[start]

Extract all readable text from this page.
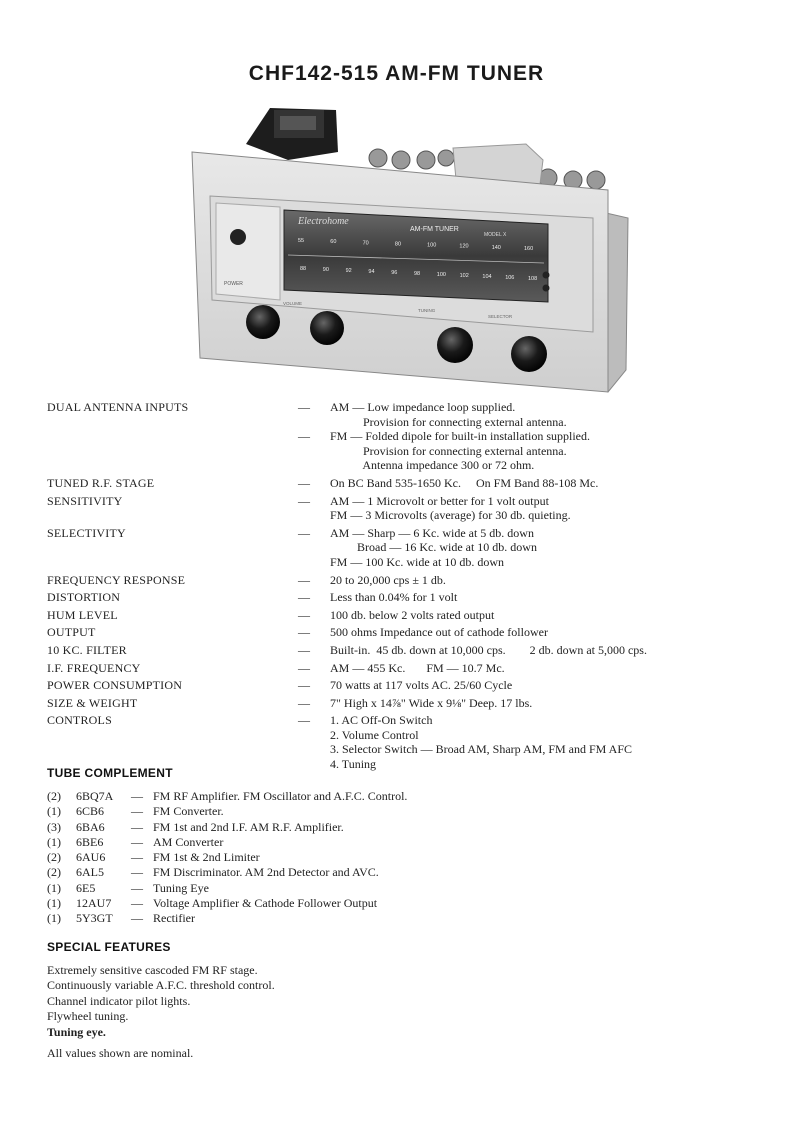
CHF142-515 AM-FM TUNER
POWER
Electrohome
AM-FM TUNER
MODEL X
55	60	70	80	100	120	140	160
88	90	92	94	96	98	100 102 104 106 108
VOLUME
TUNING
SELECTOR
DUAL ANTENNA INPUTS	—	AM — Low impedance loop supplied.
Provision for connecting external antenna.
—	FM — Folded dipole for built-in installation supplied.
Provision for connecting external antenna.
Antenna impedance 300 or 72 ohm.
TUNED R.F. STAGE	—	On BC Band 535-1650 Kc.     On FM Band 88-108 Mc.
SENSITIVITY	—	AM — 1 Microvolt or better for 1 volt output
FM — 3 Microvolts (average) for 30 db. quieting.
SELECTIVITY	—	AM — Sharp — 6 Kc. wide at 5 db. down
Broad — 16 Kc. wide at 10 db. down
FM — 100 Kc. wide at 10 db. down
FREQUENCY RESPONSE	—	20 to 20,000 cps ± 1 db.
DISTORTION	—	Less than 0.04% for 1 volt
HUM LEVEL	—	100 db. below 2 volts rated output
OUTPUT	—	500 ohms Impedance out of cathode follower
10 KC. FILTER	—	Built-in.  45 db. down at 10,000 cps.        2 db. down at 5,000 cps.
I.F. FREQUENCY	—	AM — 455 Kc.       FM — 10.7 Mc.
POWER CONSUMPTION	—	70 watts at 117 volts AC. 25/60 Cycle
SIZE & WEIGHT	—	7" High x 14⅞" Wide x 9⅛" Deep. 17 lbs.
CONTROLS	—	1. AC Off-On Switch
2. Volume Control
3. Selector Switch — Broad AM, Sharp AM, FM and FM AFC
4. Tuning
TUBE COMPLEMENT
(2)	6BQ7A	— FM RF Amplifier. FM Oscillator and A.F.C. Control.
(1)	6CB6	— FM Converter.
(3)	6BA6	— FM 1st and 2nd I.F. AM R.F. Amplifier.
(1)	6BE6	— AM Converter
(2)	6AU6	— FM 1st & 2nd Limiter
(2)	6AL5	— FM Discriminator. AM 2nd Detector and AVC.
(1)	6E5	— Tuning Eye
(1)	12AU7	— Voltage Amplifier & Cathode Follower Output
(1)	5Y3GT	— Rectifier
SPECIAL FEATURES
Extremely sensitive cascoded FM RF stage.
Continuously variable A.F.C. threshold control.
Channel indicator pilot lights.
Flywheel tuning.
Tuning eye.
All values shown are nominal.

[end]

WHAT NEEDS TO BE DONE:
Quote the material word for word, dropping any images it holds.

RESULT:
Extract all readable text from this page.
CHF142-515 AM-FM TUNER
POWER
Electrohome
AM-FM TUNER
MODEL X
55	60	70	80	100	120	140	160
88	90	92	94	96	98	100 102 104 106 108
VOLUME
TUNING
SELECTOR
DUAL ANTENNA INPUTS	—	AM — Low impedance loop supplied.
Provision for connecting external antenna.
—	FM — Folded dipole for built-in installation supplied.
Provision for connecting external antenna.
Antenna impedance 300 or 72 ohm.
TUNED R.F. STAGE	—	On BC Band 535-1650 Kc.     On FM Band 88-108 Mc.
SENSITIVITY	—	AM — 1 Microvolt or better for 1 volt output
FM — 3 Microvolts (average) for 30 db. quieting.
SELECTIVITY	—	AM — Sharp — 6 Kc. wide at 5 db. down
Broad — 16 Kc. wide at 10 db. down
FM — 100 Kc. wide at 10 db. down
FREQUENCY RESPONSE	—	20 to 20,000 cps ± 1 db.
DISTORTION	—	Less than 0.04% for 1 volt
HUM LEVEL	—	100 db. below 2 volts rated output
OUTPUT	—	500 ohms Impedance out of cathode follower
10 KC. FILTER	—	Built-in.  45 db. down at 10,000 cps.        2 db. down at 5,000 cps.
I.F. FREQUENCY	—	AM — 455 Kc.       FM — 10.7 Mc.
POWER CONSUMPTION	—	70 watts at 117 volts AC. 25/60 Cycle
SIZE & WEIGHT	—	7" High x 14⅞" Wide x 9⅛" Deep. 17 lbs.
CONTROLS	—	1. AC Off-On Switch
2. Volume Control
3. Selector Switch — Broad AM, Sharp AM, FM and FM AFC
4. Tuning
TUBE COMPLEMENT
(2)	6BQ7A	— FM RF Amplifier. FM Oscillator and A.F.C. Control.
(1)	6CB6	— FM Converter.
(3)	6BA6	— FM 1st and 2nd I.F. AM R.F. Amplifier.
(1)	6BE6	— AM Converter
(2)	6AU6	— FM 1st & 2nd Limiter
(2)	6AL5	— FM Discriminator. AM 2nd Detector and AVC.
(1)	6E5	— Tuning Eye
(1)	12AU7	— Voltage Amplifier & Cathode Follower Output
(1)	5Y3GT	— Rectifier
SPECIAL FEATURES
Extremely sensitive cascoded FM RF stage.
Continuously variable A.F.C. threshold control.
Channel indicator pilot lights.
Flywheel tuning.
Tuning eye.
All values shown are nominal.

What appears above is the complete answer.